Part of a data file
☆ ☆ ☆

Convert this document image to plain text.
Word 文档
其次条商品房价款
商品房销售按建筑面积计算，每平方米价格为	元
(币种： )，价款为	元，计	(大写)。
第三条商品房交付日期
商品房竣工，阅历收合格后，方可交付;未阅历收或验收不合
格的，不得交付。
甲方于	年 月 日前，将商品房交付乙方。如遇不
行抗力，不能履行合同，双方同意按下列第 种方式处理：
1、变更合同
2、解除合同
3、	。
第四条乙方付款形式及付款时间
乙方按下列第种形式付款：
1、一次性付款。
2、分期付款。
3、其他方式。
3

☆ ☆ ☆

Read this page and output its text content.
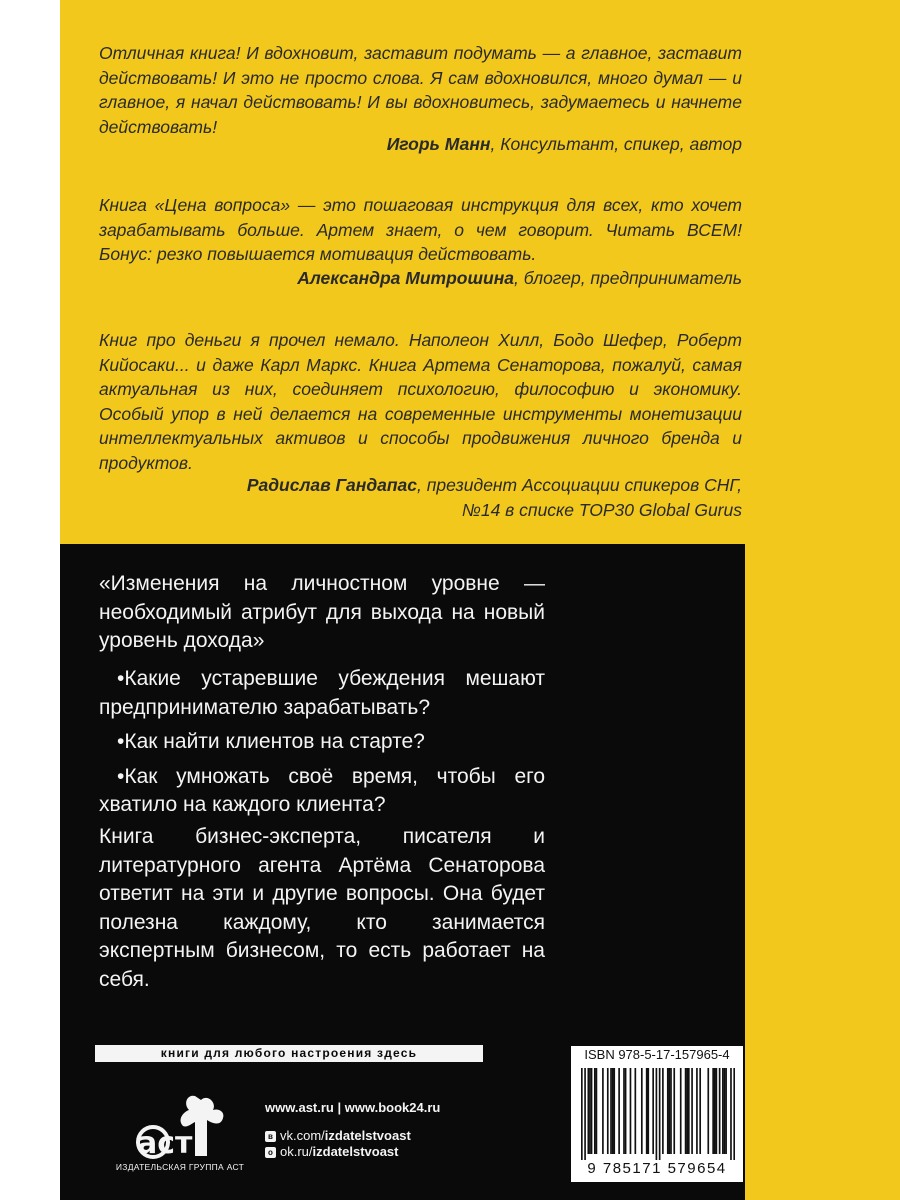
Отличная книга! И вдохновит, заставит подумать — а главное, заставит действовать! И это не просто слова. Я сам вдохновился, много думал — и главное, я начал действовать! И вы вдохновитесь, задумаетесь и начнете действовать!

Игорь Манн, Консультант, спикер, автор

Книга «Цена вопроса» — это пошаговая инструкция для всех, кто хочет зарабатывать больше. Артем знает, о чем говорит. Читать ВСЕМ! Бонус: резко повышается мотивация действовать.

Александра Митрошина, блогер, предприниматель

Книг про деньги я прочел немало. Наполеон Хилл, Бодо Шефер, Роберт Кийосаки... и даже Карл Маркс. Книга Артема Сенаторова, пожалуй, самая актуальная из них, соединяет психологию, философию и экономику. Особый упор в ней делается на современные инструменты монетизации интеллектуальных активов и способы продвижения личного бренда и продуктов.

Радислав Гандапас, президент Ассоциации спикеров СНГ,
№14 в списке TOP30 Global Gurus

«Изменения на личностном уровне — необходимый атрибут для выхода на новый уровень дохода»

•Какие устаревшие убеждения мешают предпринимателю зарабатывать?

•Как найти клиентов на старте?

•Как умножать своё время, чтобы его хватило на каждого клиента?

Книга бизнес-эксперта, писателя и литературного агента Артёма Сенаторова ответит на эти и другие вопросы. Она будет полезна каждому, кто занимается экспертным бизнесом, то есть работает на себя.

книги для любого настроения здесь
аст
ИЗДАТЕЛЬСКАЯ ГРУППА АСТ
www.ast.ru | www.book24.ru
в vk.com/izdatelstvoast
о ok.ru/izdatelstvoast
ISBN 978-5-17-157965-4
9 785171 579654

☆ ☆ ☆

:: Task directions ::
Look above for lines with the word "izdatelstvoast" and copy them all.

:: Task solution ::
в vk.com/izdatelstvoast
о ok.ru/izdatelstvoast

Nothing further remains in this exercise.